--- Start of MATERIAL FOR THE TASK ---

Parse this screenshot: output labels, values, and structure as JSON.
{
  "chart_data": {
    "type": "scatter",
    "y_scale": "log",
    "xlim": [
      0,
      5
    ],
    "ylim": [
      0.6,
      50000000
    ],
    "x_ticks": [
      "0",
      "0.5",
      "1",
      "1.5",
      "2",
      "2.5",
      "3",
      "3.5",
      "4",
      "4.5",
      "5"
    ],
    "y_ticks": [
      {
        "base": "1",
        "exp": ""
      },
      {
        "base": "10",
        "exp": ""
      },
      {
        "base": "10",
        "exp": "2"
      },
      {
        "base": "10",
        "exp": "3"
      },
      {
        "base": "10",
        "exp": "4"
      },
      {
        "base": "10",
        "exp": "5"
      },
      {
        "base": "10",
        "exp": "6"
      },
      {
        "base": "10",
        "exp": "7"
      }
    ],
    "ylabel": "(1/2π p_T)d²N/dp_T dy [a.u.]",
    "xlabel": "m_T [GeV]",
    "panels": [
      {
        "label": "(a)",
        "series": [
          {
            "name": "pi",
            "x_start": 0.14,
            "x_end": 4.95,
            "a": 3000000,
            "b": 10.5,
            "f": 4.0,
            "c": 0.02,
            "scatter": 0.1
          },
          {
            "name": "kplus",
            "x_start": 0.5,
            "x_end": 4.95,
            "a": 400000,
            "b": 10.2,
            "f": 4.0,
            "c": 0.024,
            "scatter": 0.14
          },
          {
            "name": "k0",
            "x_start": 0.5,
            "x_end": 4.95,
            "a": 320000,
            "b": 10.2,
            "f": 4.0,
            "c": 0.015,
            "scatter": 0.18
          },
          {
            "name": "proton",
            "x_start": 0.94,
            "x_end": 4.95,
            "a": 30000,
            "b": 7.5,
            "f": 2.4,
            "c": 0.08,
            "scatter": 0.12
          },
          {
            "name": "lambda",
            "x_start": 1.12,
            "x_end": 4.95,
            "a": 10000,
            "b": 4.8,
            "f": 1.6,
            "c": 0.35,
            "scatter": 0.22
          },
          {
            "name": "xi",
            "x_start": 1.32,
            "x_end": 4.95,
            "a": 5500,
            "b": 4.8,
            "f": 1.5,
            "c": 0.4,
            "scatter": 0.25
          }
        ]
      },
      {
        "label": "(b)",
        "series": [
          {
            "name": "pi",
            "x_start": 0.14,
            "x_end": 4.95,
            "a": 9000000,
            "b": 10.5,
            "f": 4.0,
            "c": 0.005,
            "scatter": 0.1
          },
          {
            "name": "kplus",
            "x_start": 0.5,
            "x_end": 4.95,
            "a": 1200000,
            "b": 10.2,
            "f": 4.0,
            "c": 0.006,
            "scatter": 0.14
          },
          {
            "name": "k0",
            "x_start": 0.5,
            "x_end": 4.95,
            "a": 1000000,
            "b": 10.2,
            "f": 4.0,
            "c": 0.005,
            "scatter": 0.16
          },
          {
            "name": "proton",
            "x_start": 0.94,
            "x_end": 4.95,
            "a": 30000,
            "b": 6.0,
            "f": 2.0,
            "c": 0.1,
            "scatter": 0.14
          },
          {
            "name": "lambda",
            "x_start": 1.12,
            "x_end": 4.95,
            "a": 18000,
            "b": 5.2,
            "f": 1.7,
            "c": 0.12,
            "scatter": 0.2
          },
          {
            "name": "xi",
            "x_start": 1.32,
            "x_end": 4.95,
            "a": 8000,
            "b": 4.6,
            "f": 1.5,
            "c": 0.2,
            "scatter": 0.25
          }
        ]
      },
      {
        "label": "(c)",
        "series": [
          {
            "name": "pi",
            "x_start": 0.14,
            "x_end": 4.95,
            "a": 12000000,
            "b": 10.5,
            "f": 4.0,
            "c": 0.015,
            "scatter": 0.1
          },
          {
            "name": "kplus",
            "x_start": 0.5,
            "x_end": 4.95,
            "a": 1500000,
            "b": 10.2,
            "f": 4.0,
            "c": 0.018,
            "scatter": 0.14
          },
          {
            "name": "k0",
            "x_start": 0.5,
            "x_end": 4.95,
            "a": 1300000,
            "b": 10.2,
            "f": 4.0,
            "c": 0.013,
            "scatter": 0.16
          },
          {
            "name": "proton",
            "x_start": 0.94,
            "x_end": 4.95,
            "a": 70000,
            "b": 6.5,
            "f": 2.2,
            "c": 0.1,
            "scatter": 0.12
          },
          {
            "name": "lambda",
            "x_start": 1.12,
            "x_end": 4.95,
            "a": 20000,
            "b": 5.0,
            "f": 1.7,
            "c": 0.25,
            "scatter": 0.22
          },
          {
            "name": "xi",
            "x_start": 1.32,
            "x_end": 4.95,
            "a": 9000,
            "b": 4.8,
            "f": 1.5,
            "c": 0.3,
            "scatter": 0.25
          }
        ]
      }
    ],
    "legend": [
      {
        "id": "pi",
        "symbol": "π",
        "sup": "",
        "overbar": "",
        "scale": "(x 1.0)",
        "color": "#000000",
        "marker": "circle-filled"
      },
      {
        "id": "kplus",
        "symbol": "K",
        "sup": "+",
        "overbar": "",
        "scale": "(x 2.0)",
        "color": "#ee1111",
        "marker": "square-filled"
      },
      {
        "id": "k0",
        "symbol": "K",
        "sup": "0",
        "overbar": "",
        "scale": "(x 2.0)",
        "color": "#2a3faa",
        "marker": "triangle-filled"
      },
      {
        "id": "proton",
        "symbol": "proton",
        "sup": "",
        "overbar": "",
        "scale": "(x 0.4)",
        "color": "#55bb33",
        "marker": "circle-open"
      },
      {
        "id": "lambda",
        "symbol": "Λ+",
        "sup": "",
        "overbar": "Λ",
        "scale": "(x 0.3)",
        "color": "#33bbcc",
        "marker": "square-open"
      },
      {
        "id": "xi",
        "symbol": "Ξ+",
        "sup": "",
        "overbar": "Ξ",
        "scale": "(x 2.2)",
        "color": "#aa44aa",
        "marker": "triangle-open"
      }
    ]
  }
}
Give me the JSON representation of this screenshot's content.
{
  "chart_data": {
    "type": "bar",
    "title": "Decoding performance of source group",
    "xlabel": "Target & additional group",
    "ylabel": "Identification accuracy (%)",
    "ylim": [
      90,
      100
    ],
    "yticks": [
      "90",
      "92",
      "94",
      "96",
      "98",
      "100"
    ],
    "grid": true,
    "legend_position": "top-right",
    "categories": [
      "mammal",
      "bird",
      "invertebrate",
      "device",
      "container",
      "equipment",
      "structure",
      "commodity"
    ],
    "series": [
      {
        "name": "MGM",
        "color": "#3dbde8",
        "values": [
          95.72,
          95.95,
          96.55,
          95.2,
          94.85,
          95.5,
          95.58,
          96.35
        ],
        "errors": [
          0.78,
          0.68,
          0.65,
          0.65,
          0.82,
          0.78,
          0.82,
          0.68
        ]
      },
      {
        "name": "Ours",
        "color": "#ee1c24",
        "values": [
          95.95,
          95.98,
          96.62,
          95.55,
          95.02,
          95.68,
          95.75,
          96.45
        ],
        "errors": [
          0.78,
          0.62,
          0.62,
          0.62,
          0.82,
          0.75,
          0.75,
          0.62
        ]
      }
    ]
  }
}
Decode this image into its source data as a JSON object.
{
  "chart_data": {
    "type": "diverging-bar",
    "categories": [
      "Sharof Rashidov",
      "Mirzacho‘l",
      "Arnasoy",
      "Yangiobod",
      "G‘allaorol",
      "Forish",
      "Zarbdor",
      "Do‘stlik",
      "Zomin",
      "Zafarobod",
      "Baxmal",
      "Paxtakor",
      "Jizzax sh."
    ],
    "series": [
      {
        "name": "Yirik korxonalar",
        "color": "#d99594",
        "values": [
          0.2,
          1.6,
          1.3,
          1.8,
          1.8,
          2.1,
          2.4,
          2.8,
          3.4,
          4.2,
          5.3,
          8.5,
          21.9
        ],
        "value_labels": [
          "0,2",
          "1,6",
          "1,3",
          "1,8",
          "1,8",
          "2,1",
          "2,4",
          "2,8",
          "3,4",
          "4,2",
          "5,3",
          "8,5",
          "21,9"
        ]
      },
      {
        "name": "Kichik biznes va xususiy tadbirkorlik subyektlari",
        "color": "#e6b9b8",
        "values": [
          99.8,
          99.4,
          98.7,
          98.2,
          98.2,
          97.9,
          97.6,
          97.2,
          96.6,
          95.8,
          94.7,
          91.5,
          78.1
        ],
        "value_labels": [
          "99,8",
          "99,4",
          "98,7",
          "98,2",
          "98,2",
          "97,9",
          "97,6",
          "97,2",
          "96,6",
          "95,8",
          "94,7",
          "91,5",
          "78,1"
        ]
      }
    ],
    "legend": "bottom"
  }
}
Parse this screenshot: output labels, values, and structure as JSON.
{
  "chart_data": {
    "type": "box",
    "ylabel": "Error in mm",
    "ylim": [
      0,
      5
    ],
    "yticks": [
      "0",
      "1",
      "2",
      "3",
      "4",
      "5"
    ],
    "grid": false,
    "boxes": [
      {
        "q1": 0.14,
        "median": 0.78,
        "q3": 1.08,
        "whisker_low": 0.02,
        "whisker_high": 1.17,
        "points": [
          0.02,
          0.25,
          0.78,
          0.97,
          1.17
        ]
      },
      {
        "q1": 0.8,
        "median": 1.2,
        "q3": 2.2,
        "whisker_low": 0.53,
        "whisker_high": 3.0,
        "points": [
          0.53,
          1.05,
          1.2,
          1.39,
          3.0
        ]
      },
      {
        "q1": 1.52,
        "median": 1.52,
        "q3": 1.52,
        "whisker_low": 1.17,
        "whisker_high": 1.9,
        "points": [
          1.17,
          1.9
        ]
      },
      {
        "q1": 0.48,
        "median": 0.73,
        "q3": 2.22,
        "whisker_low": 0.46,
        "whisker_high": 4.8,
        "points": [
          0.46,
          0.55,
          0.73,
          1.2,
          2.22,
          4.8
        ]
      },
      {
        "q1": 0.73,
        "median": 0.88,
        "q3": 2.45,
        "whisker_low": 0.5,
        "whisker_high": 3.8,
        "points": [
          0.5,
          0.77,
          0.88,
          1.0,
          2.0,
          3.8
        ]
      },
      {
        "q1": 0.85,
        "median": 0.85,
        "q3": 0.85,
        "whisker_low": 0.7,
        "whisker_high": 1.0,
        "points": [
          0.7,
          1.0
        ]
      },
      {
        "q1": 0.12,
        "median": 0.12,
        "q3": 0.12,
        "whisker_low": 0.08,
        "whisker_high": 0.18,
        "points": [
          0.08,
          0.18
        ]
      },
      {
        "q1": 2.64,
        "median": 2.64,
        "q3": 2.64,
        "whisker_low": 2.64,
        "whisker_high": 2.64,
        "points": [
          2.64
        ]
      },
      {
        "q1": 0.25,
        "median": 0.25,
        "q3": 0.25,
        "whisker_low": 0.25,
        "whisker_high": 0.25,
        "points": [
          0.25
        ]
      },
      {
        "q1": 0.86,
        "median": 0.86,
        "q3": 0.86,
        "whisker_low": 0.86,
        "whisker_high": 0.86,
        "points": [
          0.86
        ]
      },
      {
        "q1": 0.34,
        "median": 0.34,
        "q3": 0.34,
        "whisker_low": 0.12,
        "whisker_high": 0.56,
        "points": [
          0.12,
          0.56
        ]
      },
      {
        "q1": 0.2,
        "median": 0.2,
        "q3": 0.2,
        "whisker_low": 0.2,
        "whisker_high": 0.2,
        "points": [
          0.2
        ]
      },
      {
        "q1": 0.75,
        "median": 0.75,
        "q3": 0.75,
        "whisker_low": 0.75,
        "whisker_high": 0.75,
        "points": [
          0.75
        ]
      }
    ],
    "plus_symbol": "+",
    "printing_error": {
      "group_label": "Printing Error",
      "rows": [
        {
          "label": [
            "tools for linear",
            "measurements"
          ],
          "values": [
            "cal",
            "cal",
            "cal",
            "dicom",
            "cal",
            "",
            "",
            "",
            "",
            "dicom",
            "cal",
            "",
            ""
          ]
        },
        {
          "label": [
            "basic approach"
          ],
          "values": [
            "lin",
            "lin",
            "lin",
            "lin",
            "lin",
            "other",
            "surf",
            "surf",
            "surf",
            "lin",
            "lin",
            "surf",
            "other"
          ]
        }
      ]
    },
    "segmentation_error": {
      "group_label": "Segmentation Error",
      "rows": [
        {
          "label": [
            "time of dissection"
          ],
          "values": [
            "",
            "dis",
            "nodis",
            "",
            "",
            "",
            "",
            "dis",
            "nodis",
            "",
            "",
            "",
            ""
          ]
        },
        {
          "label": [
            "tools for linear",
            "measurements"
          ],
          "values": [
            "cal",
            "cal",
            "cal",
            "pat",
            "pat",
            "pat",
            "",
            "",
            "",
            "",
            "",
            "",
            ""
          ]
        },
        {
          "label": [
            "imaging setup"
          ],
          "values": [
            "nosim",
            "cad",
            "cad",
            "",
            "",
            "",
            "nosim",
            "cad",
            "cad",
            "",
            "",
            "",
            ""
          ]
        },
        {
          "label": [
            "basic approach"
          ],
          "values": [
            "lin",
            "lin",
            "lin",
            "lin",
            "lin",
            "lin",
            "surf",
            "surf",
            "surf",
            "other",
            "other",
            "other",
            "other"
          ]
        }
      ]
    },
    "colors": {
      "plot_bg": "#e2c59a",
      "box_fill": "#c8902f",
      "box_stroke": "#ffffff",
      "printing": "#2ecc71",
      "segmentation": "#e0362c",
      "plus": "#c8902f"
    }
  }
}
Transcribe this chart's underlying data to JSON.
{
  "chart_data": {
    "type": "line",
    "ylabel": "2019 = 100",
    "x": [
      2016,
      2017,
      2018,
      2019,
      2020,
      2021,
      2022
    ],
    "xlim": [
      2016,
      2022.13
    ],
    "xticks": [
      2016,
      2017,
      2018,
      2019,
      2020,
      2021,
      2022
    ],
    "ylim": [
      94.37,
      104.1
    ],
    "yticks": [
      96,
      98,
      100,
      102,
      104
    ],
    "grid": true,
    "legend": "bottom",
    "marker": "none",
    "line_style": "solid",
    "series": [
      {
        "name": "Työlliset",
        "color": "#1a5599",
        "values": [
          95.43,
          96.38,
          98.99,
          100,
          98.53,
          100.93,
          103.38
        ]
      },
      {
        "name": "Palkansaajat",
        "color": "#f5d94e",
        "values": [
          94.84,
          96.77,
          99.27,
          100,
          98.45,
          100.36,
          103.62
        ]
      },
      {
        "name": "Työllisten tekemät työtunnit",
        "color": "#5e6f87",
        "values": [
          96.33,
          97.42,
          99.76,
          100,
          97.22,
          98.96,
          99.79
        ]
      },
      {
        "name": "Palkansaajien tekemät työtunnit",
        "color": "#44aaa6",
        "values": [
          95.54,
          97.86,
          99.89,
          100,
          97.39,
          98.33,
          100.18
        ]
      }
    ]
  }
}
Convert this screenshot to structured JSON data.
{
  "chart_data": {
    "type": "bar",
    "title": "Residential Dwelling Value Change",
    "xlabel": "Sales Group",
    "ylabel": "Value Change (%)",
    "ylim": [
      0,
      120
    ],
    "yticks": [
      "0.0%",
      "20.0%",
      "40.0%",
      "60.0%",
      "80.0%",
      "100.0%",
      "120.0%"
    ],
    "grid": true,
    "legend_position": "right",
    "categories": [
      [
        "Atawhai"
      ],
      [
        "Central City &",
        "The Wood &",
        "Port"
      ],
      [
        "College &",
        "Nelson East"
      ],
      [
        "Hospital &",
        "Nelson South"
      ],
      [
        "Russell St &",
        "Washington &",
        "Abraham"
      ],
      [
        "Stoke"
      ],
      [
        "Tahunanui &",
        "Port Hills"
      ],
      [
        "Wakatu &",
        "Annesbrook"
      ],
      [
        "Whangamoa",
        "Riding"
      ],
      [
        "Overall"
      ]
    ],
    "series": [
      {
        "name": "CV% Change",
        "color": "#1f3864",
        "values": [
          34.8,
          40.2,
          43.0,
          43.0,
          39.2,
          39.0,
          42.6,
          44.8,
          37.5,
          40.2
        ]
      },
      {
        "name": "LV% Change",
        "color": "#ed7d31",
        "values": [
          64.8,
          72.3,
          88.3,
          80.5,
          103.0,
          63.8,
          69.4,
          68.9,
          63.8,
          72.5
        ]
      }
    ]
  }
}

--- End of MATERIAL FOR THE TASK ---

WHAT YOU HAVE TO DO
Scan the lines for the string "Change". Pick out every line that has it.

FINISHED ANSWER
    "title": "Residential Dwelling Value Change",
    "ylabel": "Value Change (%)",
        "name": "CV% Change",
        "name": "LV% Change",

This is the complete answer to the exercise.